> [SHORT EXERCISE]:
How many lines of these entries include the string "true"? State the number alone.

> [ENTRIES PROVIDED]:
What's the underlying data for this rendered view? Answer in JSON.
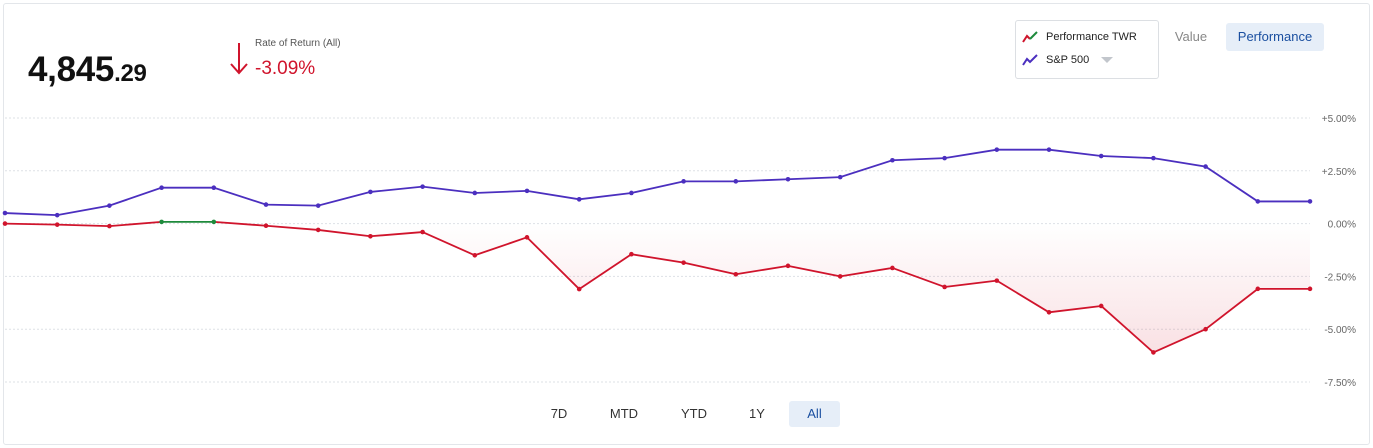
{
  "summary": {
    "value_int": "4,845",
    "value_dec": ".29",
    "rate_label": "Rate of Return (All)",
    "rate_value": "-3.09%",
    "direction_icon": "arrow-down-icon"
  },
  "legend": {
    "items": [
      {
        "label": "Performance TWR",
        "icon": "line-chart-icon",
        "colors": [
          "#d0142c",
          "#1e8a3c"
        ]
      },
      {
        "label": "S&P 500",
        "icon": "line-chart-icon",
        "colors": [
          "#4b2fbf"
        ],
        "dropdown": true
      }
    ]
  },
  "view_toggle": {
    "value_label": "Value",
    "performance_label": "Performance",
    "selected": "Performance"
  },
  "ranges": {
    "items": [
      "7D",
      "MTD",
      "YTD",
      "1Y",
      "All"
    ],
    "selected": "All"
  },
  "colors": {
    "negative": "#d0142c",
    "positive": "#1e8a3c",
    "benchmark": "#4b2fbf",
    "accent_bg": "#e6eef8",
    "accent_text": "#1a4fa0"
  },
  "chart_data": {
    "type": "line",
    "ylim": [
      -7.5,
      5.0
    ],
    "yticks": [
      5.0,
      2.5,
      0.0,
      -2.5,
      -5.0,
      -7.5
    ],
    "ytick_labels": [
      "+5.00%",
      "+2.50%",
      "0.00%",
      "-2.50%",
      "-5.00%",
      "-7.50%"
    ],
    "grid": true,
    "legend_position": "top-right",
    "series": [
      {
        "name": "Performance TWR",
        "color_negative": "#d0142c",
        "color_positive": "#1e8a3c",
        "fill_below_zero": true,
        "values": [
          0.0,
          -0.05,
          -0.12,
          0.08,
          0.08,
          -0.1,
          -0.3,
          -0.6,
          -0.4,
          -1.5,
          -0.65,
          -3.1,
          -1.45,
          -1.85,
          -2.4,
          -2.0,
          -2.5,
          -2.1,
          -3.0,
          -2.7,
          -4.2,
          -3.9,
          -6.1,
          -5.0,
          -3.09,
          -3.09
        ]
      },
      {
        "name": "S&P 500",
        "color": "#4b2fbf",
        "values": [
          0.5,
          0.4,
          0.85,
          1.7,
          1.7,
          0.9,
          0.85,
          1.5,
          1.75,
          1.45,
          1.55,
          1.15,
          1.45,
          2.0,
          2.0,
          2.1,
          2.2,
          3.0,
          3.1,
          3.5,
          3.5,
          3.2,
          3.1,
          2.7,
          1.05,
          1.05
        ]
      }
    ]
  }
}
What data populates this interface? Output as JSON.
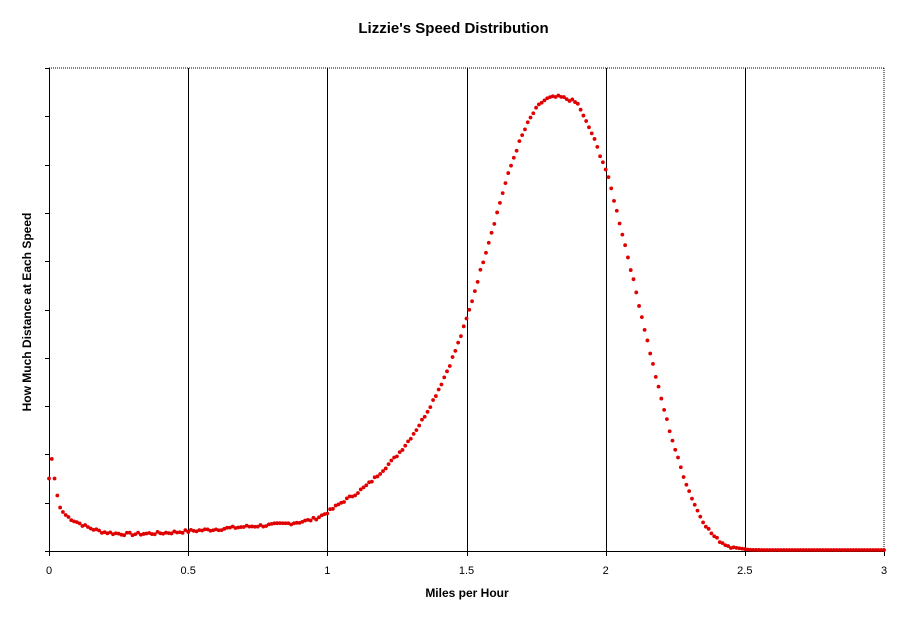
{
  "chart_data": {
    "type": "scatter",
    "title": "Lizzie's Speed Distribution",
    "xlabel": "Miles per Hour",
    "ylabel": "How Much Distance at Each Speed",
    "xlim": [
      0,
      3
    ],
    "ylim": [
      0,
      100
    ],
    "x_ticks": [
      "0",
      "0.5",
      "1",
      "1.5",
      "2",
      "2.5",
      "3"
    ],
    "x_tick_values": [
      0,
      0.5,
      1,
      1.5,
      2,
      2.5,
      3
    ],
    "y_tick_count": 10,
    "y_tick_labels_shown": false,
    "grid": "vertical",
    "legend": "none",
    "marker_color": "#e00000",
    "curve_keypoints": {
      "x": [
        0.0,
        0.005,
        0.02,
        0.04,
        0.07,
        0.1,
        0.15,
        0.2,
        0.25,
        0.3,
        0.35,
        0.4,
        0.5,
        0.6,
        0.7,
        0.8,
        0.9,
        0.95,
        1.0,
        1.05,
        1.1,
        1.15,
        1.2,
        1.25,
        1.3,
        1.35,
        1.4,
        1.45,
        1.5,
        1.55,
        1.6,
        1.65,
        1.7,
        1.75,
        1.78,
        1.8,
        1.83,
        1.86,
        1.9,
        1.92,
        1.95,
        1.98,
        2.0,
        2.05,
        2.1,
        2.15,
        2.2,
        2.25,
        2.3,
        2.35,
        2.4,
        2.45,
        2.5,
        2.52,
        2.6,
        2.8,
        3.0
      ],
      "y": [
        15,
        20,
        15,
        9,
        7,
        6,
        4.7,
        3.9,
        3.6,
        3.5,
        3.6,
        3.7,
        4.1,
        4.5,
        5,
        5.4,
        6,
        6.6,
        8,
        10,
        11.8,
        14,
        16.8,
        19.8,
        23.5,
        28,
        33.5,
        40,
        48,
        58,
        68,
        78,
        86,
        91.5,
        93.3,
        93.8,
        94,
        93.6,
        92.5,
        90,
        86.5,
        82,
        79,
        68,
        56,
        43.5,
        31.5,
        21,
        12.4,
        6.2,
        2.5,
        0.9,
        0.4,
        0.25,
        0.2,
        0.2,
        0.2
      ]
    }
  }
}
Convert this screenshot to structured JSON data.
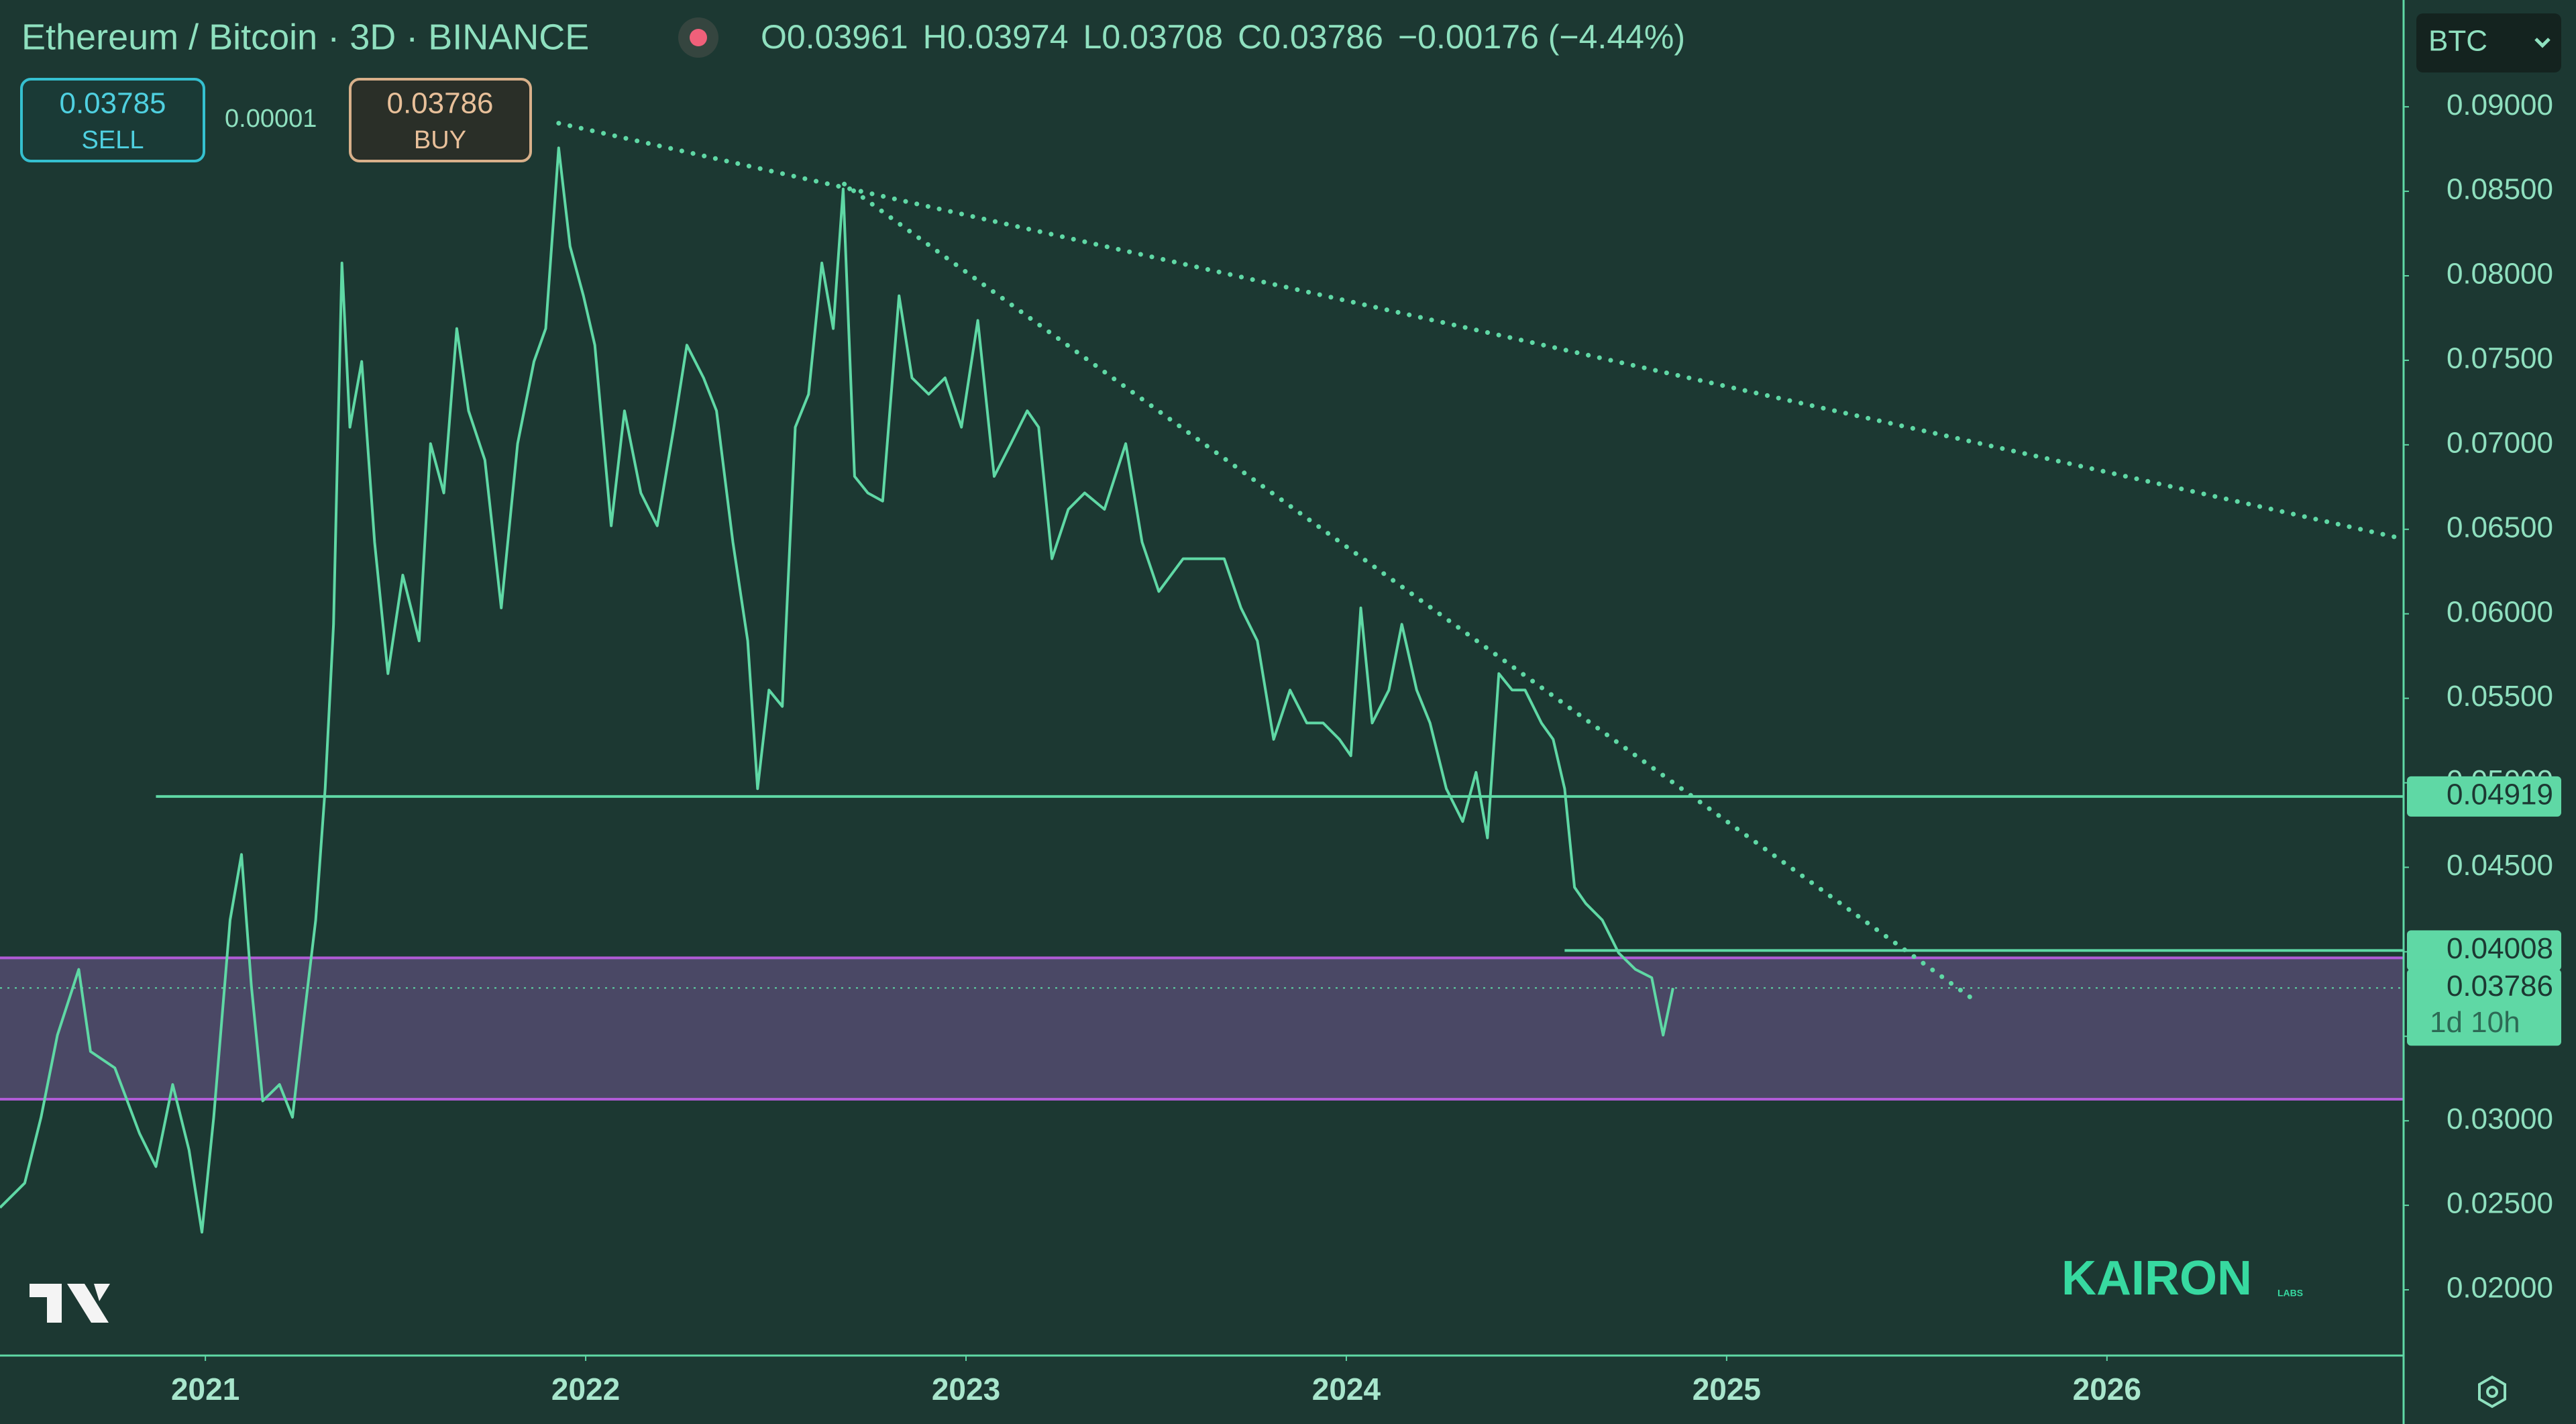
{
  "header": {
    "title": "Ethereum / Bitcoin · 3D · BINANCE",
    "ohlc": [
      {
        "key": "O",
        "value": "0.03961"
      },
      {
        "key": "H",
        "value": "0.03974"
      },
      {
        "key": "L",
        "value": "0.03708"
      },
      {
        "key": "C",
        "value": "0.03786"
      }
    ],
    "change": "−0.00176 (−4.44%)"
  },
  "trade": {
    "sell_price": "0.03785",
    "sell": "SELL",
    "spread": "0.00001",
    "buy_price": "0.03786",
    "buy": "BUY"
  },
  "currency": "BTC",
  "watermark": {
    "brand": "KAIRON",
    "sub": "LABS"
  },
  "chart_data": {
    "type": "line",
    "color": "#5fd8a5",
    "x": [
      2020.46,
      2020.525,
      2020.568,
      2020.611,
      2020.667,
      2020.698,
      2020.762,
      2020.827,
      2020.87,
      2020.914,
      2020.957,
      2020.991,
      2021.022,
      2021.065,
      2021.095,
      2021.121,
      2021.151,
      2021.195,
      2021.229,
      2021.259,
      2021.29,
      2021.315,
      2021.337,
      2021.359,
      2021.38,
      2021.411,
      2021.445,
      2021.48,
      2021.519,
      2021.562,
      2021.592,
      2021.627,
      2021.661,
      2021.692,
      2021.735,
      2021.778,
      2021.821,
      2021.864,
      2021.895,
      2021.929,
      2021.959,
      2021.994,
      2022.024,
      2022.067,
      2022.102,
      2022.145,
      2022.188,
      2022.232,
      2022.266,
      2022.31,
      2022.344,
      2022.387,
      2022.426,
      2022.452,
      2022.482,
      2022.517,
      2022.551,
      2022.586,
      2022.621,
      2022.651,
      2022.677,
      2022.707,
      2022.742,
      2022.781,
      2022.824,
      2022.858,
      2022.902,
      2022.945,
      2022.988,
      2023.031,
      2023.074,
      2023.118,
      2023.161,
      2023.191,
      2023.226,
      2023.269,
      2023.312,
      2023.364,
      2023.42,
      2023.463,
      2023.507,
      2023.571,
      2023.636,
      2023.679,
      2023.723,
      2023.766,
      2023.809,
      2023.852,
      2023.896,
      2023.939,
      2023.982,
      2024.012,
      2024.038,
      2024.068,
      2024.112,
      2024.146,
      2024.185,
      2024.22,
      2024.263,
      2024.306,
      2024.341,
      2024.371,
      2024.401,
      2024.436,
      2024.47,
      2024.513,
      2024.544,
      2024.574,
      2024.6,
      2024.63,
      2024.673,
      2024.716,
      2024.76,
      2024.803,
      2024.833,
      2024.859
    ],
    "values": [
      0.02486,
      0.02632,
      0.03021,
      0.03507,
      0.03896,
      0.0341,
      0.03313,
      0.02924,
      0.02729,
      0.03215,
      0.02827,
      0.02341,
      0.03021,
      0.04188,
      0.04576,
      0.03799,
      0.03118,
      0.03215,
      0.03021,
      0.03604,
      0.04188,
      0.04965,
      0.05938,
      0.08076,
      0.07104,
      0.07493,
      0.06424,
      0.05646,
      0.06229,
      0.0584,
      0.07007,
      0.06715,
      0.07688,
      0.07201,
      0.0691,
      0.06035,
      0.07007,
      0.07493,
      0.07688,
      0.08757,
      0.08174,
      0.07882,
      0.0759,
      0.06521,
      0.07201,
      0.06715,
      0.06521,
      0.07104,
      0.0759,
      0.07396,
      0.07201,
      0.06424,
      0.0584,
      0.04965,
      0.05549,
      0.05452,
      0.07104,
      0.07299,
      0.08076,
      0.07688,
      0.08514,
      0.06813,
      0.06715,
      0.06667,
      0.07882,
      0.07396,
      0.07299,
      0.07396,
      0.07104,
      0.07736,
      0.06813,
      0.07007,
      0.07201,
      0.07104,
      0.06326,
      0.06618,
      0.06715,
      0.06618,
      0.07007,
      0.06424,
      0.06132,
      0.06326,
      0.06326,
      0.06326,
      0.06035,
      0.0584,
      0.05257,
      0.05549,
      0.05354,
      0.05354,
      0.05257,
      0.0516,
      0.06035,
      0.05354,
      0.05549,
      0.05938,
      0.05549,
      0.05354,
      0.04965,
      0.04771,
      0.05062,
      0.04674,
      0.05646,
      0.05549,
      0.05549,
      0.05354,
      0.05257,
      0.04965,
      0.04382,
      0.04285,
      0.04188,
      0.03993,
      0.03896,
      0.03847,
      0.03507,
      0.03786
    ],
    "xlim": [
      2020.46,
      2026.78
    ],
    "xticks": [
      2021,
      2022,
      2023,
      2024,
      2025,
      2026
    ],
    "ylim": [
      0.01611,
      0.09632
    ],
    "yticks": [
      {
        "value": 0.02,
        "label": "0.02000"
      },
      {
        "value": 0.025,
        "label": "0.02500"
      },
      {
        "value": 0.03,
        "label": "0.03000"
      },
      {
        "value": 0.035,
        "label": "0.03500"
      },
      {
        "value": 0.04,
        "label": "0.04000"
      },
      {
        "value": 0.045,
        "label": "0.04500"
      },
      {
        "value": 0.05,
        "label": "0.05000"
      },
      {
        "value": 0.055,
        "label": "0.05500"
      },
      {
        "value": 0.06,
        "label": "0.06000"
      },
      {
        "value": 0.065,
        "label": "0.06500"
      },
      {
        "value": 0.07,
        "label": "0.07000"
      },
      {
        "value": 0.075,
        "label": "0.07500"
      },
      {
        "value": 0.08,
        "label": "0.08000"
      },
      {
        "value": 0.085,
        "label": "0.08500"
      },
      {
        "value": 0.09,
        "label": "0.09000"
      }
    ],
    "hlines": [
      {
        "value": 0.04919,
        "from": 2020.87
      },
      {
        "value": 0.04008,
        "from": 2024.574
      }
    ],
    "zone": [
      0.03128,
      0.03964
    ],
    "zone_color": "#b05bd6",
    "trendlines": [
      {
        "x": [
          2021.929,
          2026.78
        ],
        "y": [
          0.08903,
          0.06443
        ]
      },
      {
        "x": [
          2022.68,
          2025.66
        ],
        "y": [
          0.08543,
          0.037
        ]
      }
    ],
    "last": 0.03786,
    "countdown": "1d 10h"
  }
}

> [RESULT FOR THIS TASK]:
3